STATED EXERCISE: The records below are to be repeated in full, exactly as they are.

EXTRACTED RECORDS:
* start *

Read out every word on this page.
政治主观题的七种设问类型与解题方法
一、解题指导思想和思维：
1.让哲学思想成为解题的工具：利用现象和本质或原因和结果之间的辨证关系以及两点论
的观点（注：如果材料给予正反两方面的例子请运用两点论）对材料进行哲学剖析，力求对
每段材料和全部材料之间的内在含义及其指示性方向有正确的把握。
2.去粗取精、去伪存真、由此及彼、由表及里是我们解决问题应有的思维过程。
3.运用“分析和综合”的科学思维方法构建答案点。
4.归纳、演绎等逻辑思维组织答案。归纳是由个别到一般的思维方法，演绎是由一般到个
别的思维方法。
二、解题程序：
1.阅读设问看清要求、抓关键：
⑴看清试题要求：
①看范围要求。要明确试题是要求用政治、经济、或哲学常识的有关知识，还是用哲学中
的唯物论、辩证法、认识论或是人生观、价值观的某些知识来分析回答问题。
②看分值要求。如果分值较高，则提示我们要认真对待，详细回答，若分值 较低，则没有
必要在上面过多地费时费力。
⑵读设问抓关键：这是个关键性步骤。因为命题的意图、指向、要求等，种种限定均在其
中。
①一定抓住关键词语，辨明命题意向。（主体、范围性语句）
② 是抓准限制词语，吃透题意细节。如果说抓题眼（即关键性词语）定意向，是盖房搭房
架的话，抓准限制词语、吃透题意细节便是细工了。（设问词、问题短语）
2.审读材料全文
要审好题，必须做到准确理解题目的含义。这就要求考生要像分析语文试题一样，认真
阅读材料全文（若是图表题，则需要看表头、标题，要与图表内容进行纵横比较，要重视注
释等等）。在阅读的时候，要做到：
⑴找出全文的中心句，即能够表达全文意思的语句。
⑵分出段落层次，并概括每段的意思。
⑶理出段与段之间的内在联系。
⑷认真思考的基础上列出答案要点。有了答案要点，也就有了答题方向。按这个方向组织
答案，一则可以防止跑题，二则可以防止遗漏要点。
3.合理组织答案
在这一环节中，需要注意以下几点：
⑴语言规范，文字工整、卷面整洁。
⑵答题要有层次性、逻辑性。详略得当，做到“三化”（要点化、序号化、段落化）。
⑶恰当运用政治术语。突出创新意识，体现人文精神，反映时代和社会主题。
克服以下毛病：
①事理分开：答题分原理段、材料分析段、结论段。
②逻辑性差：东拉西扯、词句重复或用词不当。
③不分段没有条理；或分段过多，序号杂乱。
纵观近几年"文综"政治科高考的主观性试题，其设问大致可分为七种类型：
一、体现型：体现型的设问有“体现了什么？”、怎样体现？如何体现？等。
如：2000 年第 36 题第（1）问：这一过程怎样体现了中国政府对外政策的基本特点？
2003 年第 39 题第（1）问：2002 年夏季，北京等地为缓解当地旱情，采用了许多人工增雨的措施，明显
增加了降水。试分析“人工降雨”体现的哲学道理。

* end *

EXERCISE OUTPUT:
Read out every word on this page.
政治主观题的七种设问类型与解题方法
一、解题指导思想和思维：
1.让哲学思想成为解题的工具：利用现象和本质或原因和结果之间的辨证关系以及两点论
的观点（注：如果材料给予正反两方面的例子请运用两点论）对材料进行哲学剖析，力求对
每段材料和全部材料之间的内在含义及其指示性方向有正确的把握。
2.去粗取精、去伪存真、由此及彼、由表及里是我们解决问题应有的思维过程。
3.运用“分析和综合”的科学思维方法构建答案点。
4.归纳、演绎等逻辑思维组织答案。归纳是由个别到一般的思维方法，演绎是由一般到个
别的思维方法。
二、解题程序：
1.阅读设问看清要求、抓关键：
⑴看清试题要求：
①看范围要求。要明确试题是要求用政治、经济、或哲学常识的有关知识，还是用哲学中
的唯物论、辩证法、认识论或是人生观、价值观的某些知识来分析回答问题。
②看分值要求。如果分值较高，则提示我们要认真对待，详细回答，若分值 较低，则没有
必要在上面过多地费时费力。
⑵读设问抓关键：这是个关键性步骤。因为命题的意图、指向、要求等，种种限定均在其
中。
①一定抓住关键词语，辨明命题意向。（主体、范围性语句）
② 是抓准限制词语，吃透题意细节。如果说抓题眼（即关键性词语）定意向，是盖房搭房
架的话，抓准限制词语、吃透题意细节便是细工了。（设问词、问题短语）
2.审读材料全文
要审好题，必须做到准确理解题目的含义。这就要求考生要像分析语文试题一样，认真
阅读材料全文（若是图表题，则需要看表头、标题，要与图表内容进行纵横比较，要重视注
释等等）。在阅读的时候，要做到：
⑴找出全文的中心句，即能够表达全文意思的语句。
⑵分出段落层次，并概括每段的意思。
⑶理出段与段之间的内在联系。
⑷认真思考的基础上列出答案要点。有了答案要点，也就有了答题方向。按这个方向组织
答案，一则可以防止跑题，二则可以防止遗漏要点。
3.合理组织答案
在这一环节中，需要注意以下几点：
⑴语言规范，文字工整、卷面整洁。
⑵答题要有层次性、逻辑性。详略得当，做到“三化”（要点化、序号化、段落化）。
⑶恰当运用政治术语。突出创新意识，体现人文精神，反映时代和社会主题。
克服以下毛病：
①事理分开：答题分原理段、材料分析段、结论段。
②逻辑性差：东拉西扯、词句重复或用词不当。
③不分段没有条理；或分段过多，序号杂乱。
纵观近几年"文综"政治科高考的主观性试题，其设问大致可分为七种类型：
一、体现型：体现型的设问有“体现了什么？”、怎样体现？如何体现？等。
如：2000 年第 36 题第（1）问：这一过程怎样体现了中国政府对外政策的基本特点？
2003 年第 39 题第（1）问：2002 年夏季，北京等地为缓解当地旱情，采用了许多人工增雨的措施，明显
增加了降水。试分析“人工降雨”体现的哲学道理。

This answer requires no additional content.